*WORK INSTRUCTIONS:* Omit every image, and transcribe the remaining entries exactly as given.
── RECORDS FOR THIS TASK
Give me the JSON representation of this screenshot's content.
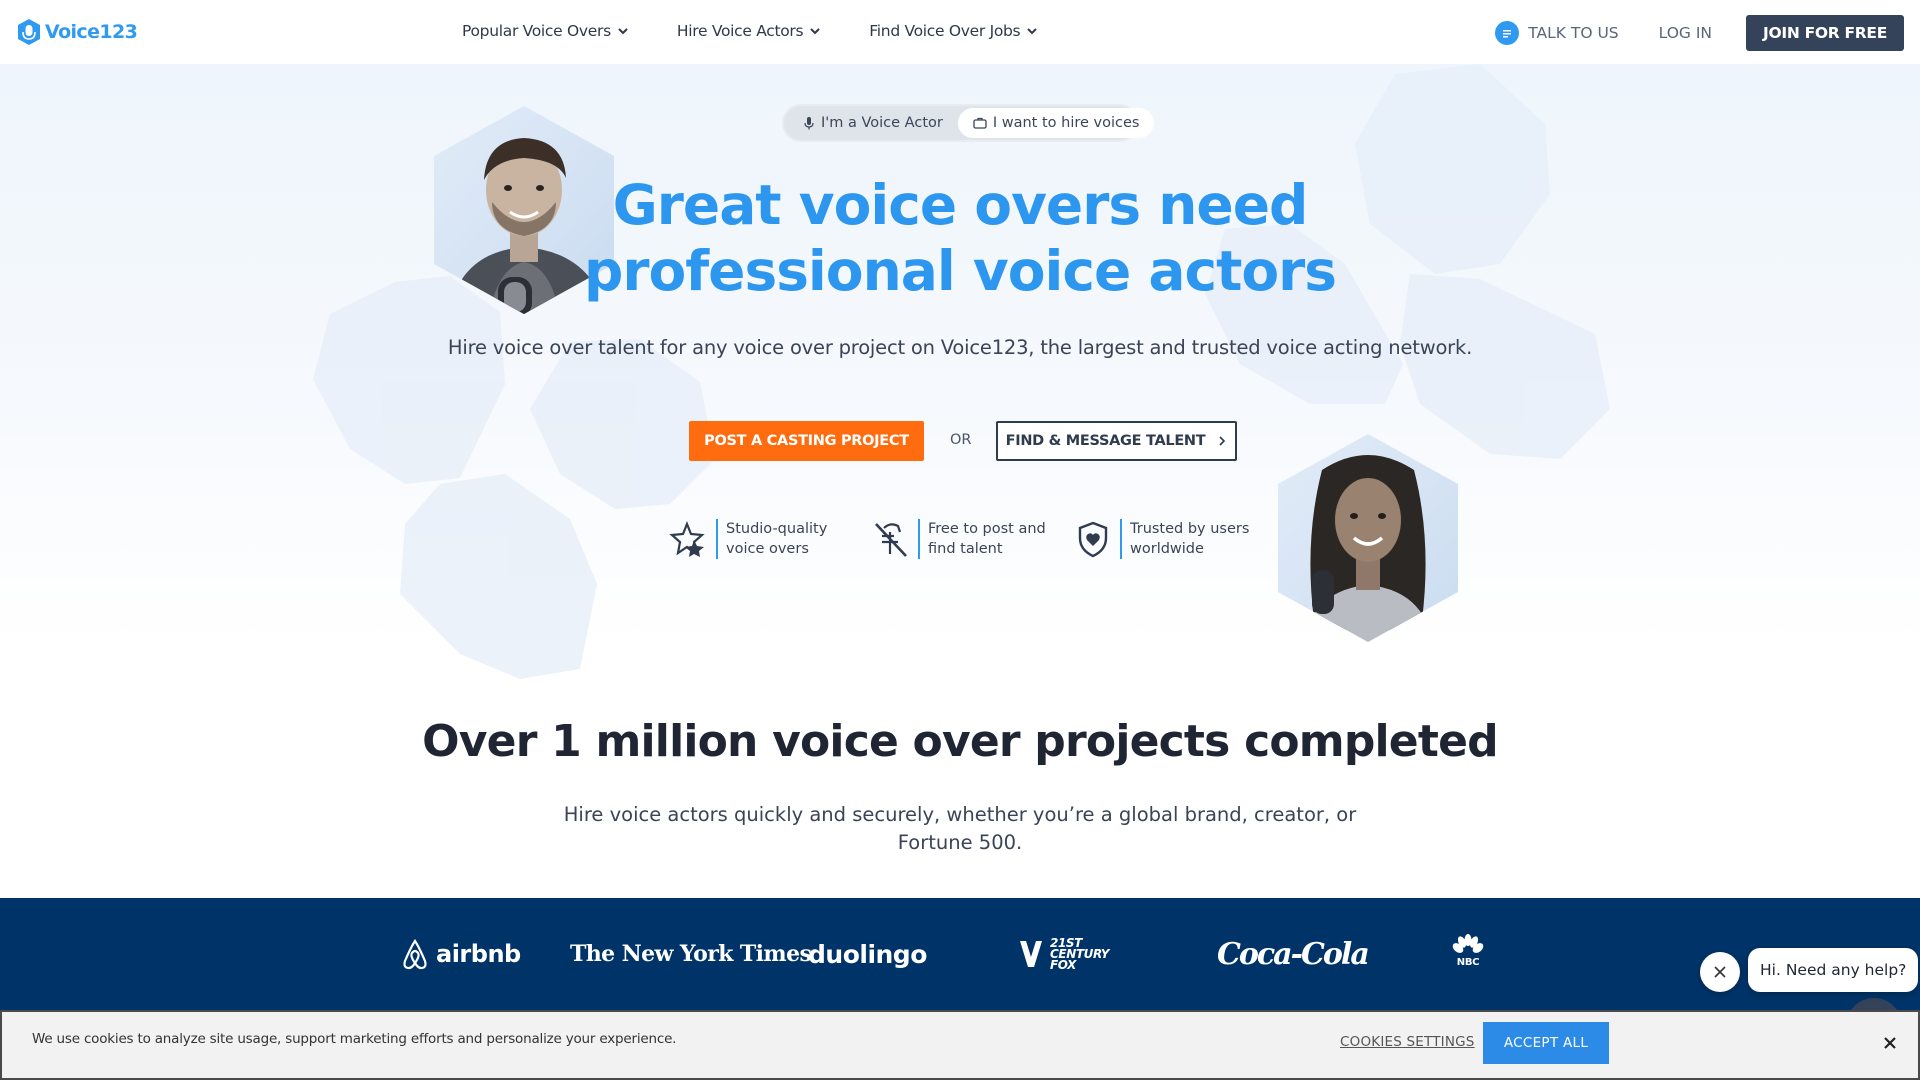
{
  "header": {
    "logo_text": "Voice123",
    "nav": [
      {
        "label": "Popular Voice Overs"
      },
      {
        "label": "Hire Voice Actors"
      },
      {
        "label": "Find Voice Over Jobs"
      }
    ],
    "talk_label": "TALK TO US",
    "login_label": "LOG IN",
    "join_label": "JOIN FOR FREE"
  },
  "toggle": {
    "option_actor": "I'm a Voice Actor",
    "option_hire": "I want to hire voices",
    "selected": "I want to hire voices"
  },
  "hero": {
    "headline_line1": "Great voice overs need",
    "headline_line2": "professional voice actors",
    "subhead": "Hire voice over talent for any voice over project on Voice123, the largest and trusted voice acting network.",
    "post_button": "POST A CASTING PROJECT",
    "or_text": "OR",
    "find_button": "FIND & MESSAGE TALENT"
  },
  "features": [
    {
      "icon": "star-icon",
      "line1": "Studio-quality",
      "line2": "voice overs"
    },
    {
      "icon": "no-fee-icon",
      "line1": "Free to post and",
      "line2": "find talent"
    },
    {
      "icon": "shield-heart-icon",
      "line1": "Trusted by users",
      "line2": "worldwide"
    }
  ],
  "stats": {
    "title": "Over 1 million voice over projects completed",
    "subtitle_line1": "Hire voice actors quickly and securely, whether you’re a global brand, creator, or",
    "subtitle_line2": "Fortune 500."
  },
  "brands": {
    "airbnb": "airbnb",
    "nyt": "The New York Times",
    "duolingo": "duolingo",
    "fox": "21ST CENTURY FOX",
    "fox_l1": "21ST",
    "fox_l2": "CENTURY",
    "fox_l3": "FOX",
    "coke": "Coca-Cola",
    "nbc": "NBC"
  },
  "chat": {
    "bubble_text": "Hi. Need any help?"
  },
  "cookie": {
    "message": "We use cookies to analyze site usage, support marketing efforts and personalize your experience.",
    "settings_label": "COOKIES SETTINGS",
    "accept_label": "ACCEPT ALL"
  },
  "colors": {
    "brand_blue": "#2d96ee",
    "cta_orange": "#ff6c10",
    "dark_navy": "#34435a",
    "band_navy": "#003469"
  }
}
────
*ANSWER BELOW:*
Give me the JSON representation of this screenshot's content.
{
  "header": {
    "logo_text": "Voice123",
    "nav": [
      {
        "label": "Popular Voice Overs"
      },
      {
        "label": "Hire Voice Actors"
      },
      {
        "label": "Find Voice Over Jobs"
      }
    ],
    "talk_label": "TALK TO US",
    "login_label": "LOG IN",
    "join_label": "JOIN FOR FREE"
  },
  "toggle": {
    "option_actor": "I'm a Voice Actor",
    "option_hire": "I want to hire voices",
    "selected": "I want to hire voices"
  },
  "hero": {
    "headline_line1": "Great voice overs need",
    "headline_line2": "professional voice actors",
    "subhead": "Hire voice over talent for any voice over project on Voice123, the largest and trusted voice acting network.",
    "post_button": "POST A CASTING PROJECT",
    "or_text": "OR",
    "find_button": "FIND & MESSAGE TALENT"
  },
  "features": [
    {
      "icon": "star-icon",
      "line1": "Studio-quality",
      "line2": "voice overs"
    },
    {
      "icon": "no-fee-icon",
      "line1": "Free to post and",
      "line2": "find talent"
    },
    {
      "icon": "shield-heart-icon",
      "line1": "Trusted by users",
      "line2": "worldwide"
    }
  ],
  "stats": {
    "title": "Over 1 million voice over projects completed",
    "subtitle_line1": "Hire voice actors quickly and securely, whether you’re a global brand, creator, or",
    "subtitle_line2": "Fortune 500."
  },
  "brands": {
    "airbnb": "airbnb",
    "nyt": "The New York Times",
    "duolingo": "duolingo",
    "fox": "21ST CENTURY FOX",
    "fox_l1": "21ST",
    "fox_l2": "CENTURY",
    "fox_l3": "FOX",
    "coke": "Coca-Cola",
    "nbc": "NBC"
  },
  "chat": {
    "bubble_text": "Hi. Need any help?"
  },
  "cookie": {
    "message": "We use cookies to analyze site usage, support marketing efforts and personalize your experience.",
    "settings_label": "COOKIES SETTINGS",
    "accept_label": "ACCEPT ALL"
  },
  "colors": {
    "brand_blue": "#2d96ee",
    "cta_orange": "#ff6c10",
    "dark_navy": "#34435a",
    "band_navy": "#003469"
  }
}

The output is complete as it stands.